+++ Exercise materials +++
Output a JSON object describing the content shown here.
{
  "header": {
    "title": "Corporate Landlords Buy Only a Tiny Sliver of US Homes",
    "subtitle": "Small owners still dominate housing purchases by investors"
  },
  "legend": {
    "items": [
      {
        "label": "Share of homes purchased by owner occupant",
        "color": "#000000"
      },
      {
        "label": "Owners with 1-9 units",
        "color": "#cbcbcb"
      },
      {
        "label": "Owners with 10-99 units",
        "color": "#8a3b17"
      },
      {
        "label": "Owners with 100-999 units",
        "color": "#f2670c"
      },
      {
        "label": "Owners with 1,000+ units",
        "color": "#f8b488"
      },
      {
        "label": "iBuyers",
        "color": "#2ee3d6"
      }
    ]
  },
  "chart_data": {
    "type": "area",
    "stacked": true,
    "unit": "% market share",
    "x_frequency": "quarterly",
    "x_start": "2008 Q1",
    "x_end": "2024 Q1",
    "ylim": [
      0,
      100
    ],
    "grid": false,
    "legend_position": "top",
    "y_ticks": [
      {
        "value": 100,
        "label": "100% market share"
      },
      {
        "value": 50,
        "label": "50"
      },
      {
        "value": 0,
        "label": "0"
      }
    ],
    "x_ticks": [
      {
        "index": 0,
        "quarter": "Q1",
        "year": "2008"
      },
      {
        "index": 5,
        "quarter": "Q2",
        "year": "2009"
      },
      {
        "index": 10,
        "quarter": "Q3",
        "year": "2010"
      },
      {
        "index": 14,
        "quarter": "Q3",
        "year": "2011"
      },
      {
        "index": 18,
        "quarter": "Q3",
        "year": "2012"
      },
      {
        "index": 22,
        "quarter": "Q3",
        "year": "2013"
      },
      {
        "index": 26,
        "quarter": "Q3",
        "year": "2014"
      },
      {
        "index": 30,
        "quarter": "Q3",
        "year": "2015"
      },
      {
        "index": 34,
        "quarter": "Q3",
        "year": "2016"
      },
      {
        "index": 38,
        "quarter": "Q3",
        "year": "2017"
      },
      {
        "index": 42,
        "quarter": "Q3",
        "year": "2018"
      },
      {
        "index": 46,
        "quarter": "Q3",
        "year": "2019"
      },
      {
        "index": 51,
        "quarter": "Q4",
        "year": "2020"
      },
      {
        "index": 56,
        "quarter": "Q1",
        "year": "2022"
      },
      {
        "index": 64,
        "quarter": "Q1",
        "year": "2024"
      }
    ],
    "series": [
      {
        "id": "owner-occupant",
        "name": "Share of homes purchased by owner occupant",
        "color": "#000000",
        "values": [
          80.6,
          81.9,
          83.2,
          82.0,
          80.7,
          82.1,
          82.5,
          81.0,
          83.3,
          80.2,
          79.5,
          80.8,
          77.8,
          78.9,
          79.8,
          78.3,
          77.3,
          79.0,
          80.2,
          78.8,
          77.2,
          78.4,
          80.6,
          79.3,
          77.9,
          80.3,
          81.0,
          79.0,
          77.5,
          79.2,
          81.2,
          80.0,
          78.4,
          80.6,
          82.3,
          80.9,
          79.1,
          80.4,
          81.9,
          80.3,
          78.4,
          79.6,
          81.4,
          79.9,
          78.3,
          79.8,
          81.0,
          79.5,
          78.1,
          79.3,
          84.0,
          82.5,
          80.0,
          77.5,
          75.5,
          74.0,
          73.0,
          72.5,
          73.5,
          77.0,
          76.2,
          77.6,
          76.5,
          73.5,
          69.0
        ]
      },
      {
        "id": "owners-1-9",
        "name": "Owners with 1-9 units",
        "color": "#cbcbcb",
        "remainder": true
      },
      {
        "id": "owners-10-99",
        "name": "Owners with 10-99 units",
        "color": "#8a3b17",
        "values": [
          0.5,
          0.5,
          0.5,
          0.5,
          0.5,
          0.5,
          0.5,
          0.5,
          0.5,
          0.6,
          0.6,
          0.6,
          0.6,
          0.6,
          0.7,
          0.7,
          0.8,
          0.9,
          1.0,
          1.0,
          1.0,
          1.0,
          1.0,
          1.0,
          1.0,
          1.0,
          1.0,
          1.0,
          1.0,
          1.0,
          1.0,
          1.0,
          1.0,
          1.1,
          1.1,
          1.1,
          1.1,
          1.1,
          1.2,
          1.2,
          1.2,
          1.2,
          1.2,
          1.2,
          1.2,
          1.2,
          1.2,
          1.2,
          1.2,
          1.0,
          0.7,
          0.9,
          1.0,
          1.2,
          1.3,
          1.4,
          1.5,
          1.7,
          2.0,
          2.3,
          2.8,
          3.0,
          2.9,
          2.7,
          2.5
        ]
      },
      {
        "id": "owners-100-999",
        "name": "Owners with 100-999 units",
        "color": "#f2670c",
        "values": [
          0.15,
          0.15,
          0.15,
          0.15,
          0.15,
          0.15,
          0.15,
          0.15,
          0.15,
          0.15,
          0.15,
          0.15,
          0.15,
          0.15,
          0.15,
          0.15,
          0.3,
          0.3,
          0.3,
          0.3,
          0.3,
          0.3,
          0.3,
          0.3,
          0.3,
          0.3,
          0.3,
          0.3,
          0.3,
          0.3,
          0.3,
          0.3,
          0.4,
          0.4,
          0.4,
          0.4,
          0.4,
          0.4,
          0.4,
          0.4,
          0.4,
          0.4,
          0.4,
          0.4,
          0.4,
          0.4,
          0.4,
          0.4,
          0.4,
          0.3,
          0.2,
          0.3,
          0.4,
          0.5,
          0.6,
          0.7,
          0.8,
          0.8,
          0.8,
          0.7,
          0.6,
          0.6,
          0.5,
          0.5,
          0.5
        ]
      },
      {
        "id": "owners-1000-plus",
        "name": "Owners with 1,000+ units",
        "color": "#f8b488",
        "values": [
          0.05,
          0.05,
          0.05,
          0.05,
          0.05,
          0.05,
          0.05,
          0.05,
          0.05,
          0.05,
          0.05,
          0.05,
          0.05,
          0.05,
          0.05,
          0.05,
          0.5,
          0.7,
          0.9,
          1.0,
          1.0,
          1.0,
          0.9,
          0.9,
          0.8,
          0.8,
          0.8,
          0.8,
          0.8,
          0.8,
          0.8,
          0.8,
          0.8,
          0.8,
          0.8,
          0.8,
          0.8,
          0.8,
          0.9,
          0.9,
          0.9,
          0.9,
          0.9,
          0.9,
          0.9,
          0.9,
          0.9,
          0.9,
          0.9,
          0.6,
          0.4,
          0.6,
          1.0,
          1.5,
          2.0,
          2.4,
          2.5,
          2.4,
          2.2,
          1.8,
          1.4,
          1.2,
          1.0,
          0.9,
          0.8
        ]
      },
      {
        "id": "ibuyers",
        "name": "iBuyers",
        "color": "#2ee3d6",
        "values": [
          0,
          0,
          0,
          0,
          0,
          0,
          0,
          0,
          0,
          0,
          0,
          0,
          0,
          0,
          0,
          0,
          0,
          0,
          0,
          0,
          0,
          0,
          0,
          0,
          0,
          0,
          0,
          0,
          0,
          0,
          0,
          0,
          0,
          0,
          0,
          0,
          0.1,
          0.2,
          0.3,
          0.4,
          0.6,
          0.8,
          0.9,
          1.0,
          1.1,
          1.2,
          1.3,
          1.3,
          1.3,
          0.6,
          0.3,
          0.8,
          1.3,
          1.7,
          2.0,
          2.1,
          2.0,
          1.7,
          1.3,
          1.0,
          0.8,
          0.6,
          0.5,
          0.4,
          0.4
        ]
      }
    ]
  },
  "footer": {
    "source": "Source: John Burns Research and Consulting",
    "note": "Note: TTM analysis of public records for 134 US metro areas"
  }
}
+++
- **Problem**
Provide all the records again, word for word.

- **Finished answer**
Output a JSON object describing the content shown here.
{
  "header": {
    "title": "Corporate Landlords Buy Only a Tiny Sliver of US Homes",
    "subtitle": "Small owners still dominate housing purchases by investors"
  },
  "legend": {
    "items": [
      {
        "label": "Share of homes purchased by owner occupant",
        "color": "#000000"
      },
      {
        "label": "Owners with 1-9 units",
        "color": "#cbcbcb"
      },
      {
        "label": "Owners with 10-99 units",
        "color": "#8a3b17"
      },
      {
        "label": "Owners with 100-999 units",
        "color": "#f2670c"
      },
      {
        "label": "Owners with 1,000+ units",
        "color": "#f8b488"
      },
      {
        "label": "iBuyers",
        "color": "#2ee3d6"
      }
    ]
  },
  "chart_data": {
    "type": "area",
    "stacked": true,
    "unit": "% market share",
    "x_frequency": "quarterly",
    "x_start": "2008 Q1",
    "x_end": "2024 Q1",
    "ylim": [
      0,
      100
    ],
    "grid": false,
    "legend_position": "top",
    "y_ticks": [
      {
        "value": 100,
        "label": "100% market share"
      },
      {
        "value": 50,
        "label": "50"
      },
      {
        "value": 0,
        "label": "0"
      }
    ],
    "x_ticks": [
      {
        "index": 0,
        "quarter": "Q1",
        "year": "2008"
      },
      {
        "index": 5,
        "quarter": "Q2",
        "year": "2009"
      },
      {
        "index": 10,
        "quarter": "Q3",
        "year": "2010"
      },
      {
        "index": 14,
        "quarter": "Q3",
        "year": "2011"
      },
      {
        "index": 18,
        "quarter": "Q3",
        "year": "2012"
      },
      {
        "index": 22,
        "quarter": "Q3",
        "year": "2013"
      },
      {
        "index": 26,
        "quarter": "Q3",
        "year": "2014"
      },
      {
        "index": 30,
        "quarter": "Q3",
        "year": "2015"
      },
      {
        "index": 34,
        "quarter": "Q3",
        "year": "2016"
      },
      {
        "index": 38,
        "quarter": "Q3",
        "year": "2017"
      },
      {
        "index": 42,
        "quarter": "Q3",
        "year": "2018"
      },
      {
        "index": 46,
        "quarter": "Q3",
        "year": "2019"
      },
      {
        "index": 51,
        "quarter": "Q4",
        "year": "2020"
      },
      {
        "index": 56,
        "quarter": "Q1",
        "year": "2022"
      },
      {
        "index": 64,
        "quarter": "Q1",
        "year": "2024"
      }
    ],
    "series": [
      {
        "id": "owner-occupant",
        "name": "Share of homes purchased by owner occupant",
        "color": "#000000",
        "values": [
          80.6,
          81.9,
          83.2,
          82.0,
          80.7,
          82.1,
          82.5,
          81.0,
          83.3,
          80.2,
          79.5,
          80.8,
          77.8,
          78.9,
          79.8,
          78.3,
          77.3,
          79.0,
          80.2,
          78.8,
          77.2,
          78.4,
          80.6,
          79.3,
          77.9,
          80.3,
          81.0,
          79.0,
          77.5,
          79.2,
          81.2,
          80.0,
          78.4,
          80.6,
          82.3,
          80.9,
          79.1,
          80.4,
          81.9,
          80.3,
          78.4,
          79.6,
          81.4,
          79.9,
          78.3,
          79.8,
          81.0,
          79.5,
          78.1,
          79.3,
          84.0,
          82.5,
          80.0,
          77.5,
          75.5,
          74.0,
          73.0,
          72.5,
          73.5,
          77.0,
          76.2,
          77.6,
          76.5,
          73.5,
          69.0
        ]
      },
      {
        "id": "owners-1-9",
        "name": "Owners with 1-9 units",
        "color": "#cbcbcb",
        "remainder": true
      },
      {
        "id": "owners-10-99",
        "name": "Owners with 10-99 units",
        "color": "#8a3b17",
        "values": [
          0.5,
          0.5,
          0.5,
          0.5,
          0.5,
          0.5,
          0.5,
          0.5,
          0.5,
          0.6,
          0.6,
          0.6,
          0.6,
          0.6,
          0.7,
          0.7,
          0.8,
          0.9,
          1.0,
          1.0,
          1.0,
          1.0,
          1.0,
          1.0,
          1.0,
          1.0,
          1.0,
          1.0,
          1.0,
          1.0,
          1.0,
          1.0,
          1.0,
          1.1,
          1.1,
          1.1,
          1.1,
          1.1,
          1.2,
          1.2,
          1.2,
          1.2,
          1.2,
          1.2,
          1.2,
          1.2,
          1.2,
          1.2,
          1.2,
          1.0,
          0.7,
          0.9,
          1.0,
          1.2,
          1.3,
          1.4,
          1.5,
          1.7,
          2.0,
          2.3,
          2.8,
          3.0,
          2.9,
          2.7,
          2.5
        ]
      },
      {
        "id": "owners-100-999",
        "name": "Owners with 100-999 units",
        "color": "#f2670c",
        "values": [
          0.15,
          0.15,
          0.15,
          0.15,
          0.15,
          0.15,
          0.15,
          0.15,
          0.15,
          0.15,
          0.15,
          0.15,
          0.15,
          0.15,
          0.15,
          0.15,
          0.3,
          0.3,
          0.3,
          0.3,
          0.3,
          0.3,
          0.3,
          0.3,
          0.3,
          0.3,
          0.3,
          0.3,
          0.3,
          0.3,
          0.3,
          0.3,
          0.4,
          0.4,
          0.4,
          0.4,
          0.4,
          0.4,
          0.4,
          0.4,
          0.4,
          0.4,
          0.4,
          0.4,
          0.4,
          0.4,
          0.4,
          0.4,
          0.4,
          0.3,
          0.2,
          0.3,
          0.4,
          0.5,
          0.6,
          0.7,
          0.8,
          0.8,
          0.8,
          0.7,
          0.6,
          0.6,
          0.5,
          0.5,
          0.5
        ]
      },
      {
        "id": "owners-1000-plus",
        "name": "Owners with 1,000+ units",
        "color": "#f8b488",
        "values": [
          0.05,
          0.05,
          0.05,
          0.05,
          0.05,
          0.05,
          0.05,
          0.05,
          0.05,
          0.05,
          0.05,
          0.05,
          0.05,
          0.05,
          0.05,
          0.05,
          0.5,
          0.7,
          0.9,
          1.0,
          1.0,
          1.0,
          0.9,
          0.9,
          0.8,
          0.8,
          0.8,
          0.8,
          0.8,
          0.8,
          0.8,
          0.8,
          0.8,
          0.8,
          0.8,
          0.8,
          0.8,
          0.8,
          0.9,
          0.9,
          0.9,
          0.9,
          0.9,
          0.9,
          0.9,
          0.9,
          0.9,
          0.9,
          0.9,
          0.6,
          0.4,
          0.6,
          1.0,
          1.5,
          2.0,
          2.4,
          2.5,
          2.4,
          2.2,
          1.8,
          1.4,
          1.2,
          1.0,
          0.9,
          0.8
        ]
      },
      {
        "id": "ibuyers",
        "name": "iBuyers",
        "color": "#2ee3d6",
        "values": [
          0,
          0,
          0,
          0,
          0,
          0,
          0,
          0,
          0,
          0,
          0,
          0,
          0,
          0,
          0,
          0,
          0,
          0,
          0,
          0,
          0,
          0,
          0,
          0,
          0,
          0,
          0,
          0,
          0,
          0,
          0,
          0,
          0,
          0,
          0,
          0,
          0.1,
          0.2,
          0.3,
          0.4,
          0.6,
          0.8,
          0.9,
          1.0,
          1.1,
          1.2,
          1.3,
          1.3,
          1.3,
          0.6,
          0.3,
          0.8,
          1.3,
          1.7,
          2.0,
          2.1,
          2.0,
          1.7,
          1.3,
          1.0,
          0.8,
          0.6,
          0.5,
          0.4,
          0.4
        ]
      }
    ]
  },
  "footer": {
    "source": "Source: John Burns Research and Consulting",
    "note": "Note: TTM analysis of public records for 134 US metro areas"
  }
}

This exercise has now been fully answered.